--- begin Record set ---

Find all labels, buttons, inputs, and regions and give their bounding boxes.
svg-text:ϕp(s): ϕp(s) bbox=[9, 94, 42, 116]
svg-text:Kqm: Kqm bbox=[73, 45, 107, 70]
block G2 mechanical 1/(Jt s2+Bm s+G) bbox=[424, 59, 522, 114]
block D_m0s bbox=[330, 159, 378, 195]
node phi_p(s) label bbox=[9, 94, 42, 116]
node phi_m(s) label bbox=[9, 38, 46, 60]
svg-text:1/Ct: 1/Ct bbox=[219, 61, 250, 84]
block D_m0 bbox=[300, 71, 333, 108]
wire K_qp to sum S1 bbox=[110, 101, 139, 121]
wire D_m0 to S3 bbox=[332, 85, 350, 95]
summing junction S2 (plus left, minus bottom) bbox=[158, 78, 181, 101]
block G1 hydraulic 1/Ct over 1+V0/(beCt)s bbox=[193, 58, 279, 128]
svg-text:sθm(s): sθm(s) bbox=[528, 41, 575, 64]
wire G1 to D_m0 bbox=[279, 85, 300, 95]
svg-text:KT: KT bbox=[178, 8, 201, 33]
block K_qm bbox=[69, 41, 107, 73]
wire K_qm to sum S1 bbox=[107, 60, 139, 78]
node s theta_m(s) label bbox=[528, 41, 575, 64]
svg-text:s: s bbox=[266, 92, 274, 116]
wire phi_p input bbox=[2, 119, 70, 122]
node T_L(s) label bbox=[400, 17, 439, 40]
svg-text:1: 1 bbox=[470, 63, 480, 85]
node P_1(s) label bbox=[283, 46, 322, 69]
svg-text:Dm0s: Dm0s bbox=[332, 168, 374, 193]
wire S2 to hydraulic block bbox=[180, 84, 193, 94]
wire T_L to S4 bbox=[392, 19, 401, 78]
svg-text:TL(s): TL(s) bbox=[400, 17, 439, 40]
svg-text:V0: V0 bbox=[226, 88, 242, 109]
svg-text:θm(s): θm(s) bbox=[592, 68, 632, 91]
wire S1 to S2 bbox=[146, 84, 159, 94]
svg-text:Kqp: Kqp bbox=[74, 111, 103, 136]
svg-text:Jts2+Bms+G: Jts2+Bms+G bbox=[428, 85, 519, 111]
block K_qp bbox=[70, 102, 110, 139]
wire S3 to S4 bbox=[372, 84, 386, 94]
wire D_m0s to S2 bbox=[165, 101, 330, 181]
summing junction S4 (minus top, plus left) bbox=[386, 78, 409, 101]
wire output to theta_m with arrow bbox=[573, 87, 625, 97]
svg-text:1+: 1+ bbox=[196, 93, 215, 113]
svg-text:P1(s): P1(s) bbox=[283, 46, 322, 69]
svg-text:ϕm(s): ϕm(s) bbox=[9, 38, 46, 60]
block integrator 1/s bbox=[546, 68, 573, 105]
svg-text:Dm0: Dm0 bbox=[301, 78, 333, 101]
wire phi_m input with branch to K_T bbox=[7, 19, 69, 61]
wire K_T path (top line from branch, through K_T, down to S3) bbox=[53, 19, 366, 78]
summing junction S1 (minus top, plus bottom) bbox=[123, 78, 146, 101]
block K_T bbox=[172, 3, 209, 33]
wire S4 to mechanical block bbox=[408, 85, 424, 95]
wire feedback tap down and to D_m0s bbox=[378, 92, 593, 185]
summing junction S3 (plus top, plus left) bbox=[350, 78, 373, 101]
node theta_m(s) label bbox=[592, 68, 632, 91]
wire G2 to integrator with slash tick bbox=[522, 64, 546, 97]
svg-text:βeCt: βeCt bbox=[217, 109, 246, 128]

--- end Record set ---

Exercise prompt: Rewrite all of the material above, replacing every occurrence of "summing junction" with "summation node" and leaving everything else unchanged.

Complete response:
Find all labels, buttons, inputs, and regions and give their bounding boxes.
svg-text:ϕp(s): ϕp(s) bbox=[9, 94, 42, 116]
svg-text:Kqm: Kqm bbox=[73, 45, 107, 70]
block G2 mechanical 1/(Jt s2+Bm s+G) bbox=[424, 59, 522, 114]
block D_m0s bbox=[330, 159, 378, 195]
node phi_p(s) label bbox=[9, 94, 42, 116]
node phi_m(s) label bbox=[9, 38, 46, 60]
svg-text:1/Ct: 1/Ct bbox=[219, 61, 250, 84]
block D_m0 bbox=[300, 71, 333, 108]
wire K_qp to sum S1 bbox=[110, 101, 139, 121]
wire D_m0 to S3 bbox=[332, 85, 350, 95]
summation node S2 (plus left, minus bottom) bbox=[158, 78, 181, 101]
block G1 hydraulic 1/Ct over 1+V0/(beCt)s bbox=[193, 58, 279, 128]
svg-text:sθm(s): sθm(s) bbox=[528, 41, 575, 64]
wire G1 to D_m0 bbox=[279, 85, 300, 95]
svg-text:KT: KT bbox=[178, 8, 201, 33]
block K_qm bbox=[69, 41, 107, 73]
wire K_qm to sum S1 bbox=[107, 60, 139, 78]
node s theta_m(s) label bbox=[528, 41, 575, 64]
svg-text:s: s bbox=[266, 92, 274, 116]
wire phi_p input bbox=[2, 119, 70, 122]
node T_L(s) label bbox=[400, 17, 439, 40]
svg-text:1: 1 bbox=[470, 63, 480, 85]
node P_1(s) label bbox=[283, 46, 322, 69]
svg-text:Dm0s: Dm0s bbox=[332, 168, 374, 193]
wire S2 to hydraulic block bbox=[180, 84, 193, 94]
wire T_L to S4 bbox=[392, 19, 401, 78]
svg-text:TL(s): TL(s) bbox=[400, 17, 439, 40]
svg-text:V0: V0 bbox=[226, 88, 242, 109]
svg-text:θm(s): θm(s) bbox=[592, 68, 632, 91]
wire S1 to S2 bbox=[146, 84, 159, 94]
svg-text:Kqp: Kqp bbox=[74, 111, 103, 136]
svg-text:Jts2+Bms+G: Jts2+Bms+G bbox=[428, 85, 519, 111]
block K_qp bbox=[70, 102, 110, 139]
wire S3 to S4 bbox=[372, 84, 386, 94]
wire D_m0s to S2 bbox=[165, 101, 330, 181]
summation node S4 (minus top, plus left) bbox=[386, 78, 409, 101]
wire output to theta_m with arrow bbox=[573, 87, 625, 97]
svg-text:1+: 1+ bbox=[196, 93, 215, 113]
svg-text:P1(s): P1(s) bbox=[283, 46, 322, 69]
svg-text:ϕm(s): ϕm(s) bbox=[9, 38, 46, 60]
block integrator 1/s bbox=[546, 68, 573, 105]
svg-text:Dm0: Dm0 bbox=[301, 78, 333, 101]
wire phi_m input with branch to K_T bbox=[7, 19, 69, 61]
wire K_T path (top line from branch, through K_T, down to S3) bbox=[53, 19, 366, 78]
summation node S1 (minus top, plus bottom) bbox=[123, 78, 146, 101]
block K_T bbox=[172, 3, 209, 33]
wire S4 to mechanical block bbox=[408, 85, 424, 95]
wire feedback tap down and to D_m0s bbox=[378, 92, 593, 185]
summation node S3 (plus top, plus left) bbox=[350, 78, 373, 101]
node theta_m(s) label bbox=[592, 68, 632, 91]
wire G2 to integrator with slash tick bbox=[522, 64, 546, 97]
svg-text:βeCt: βeCt bbox=[217, 109, 246, 128]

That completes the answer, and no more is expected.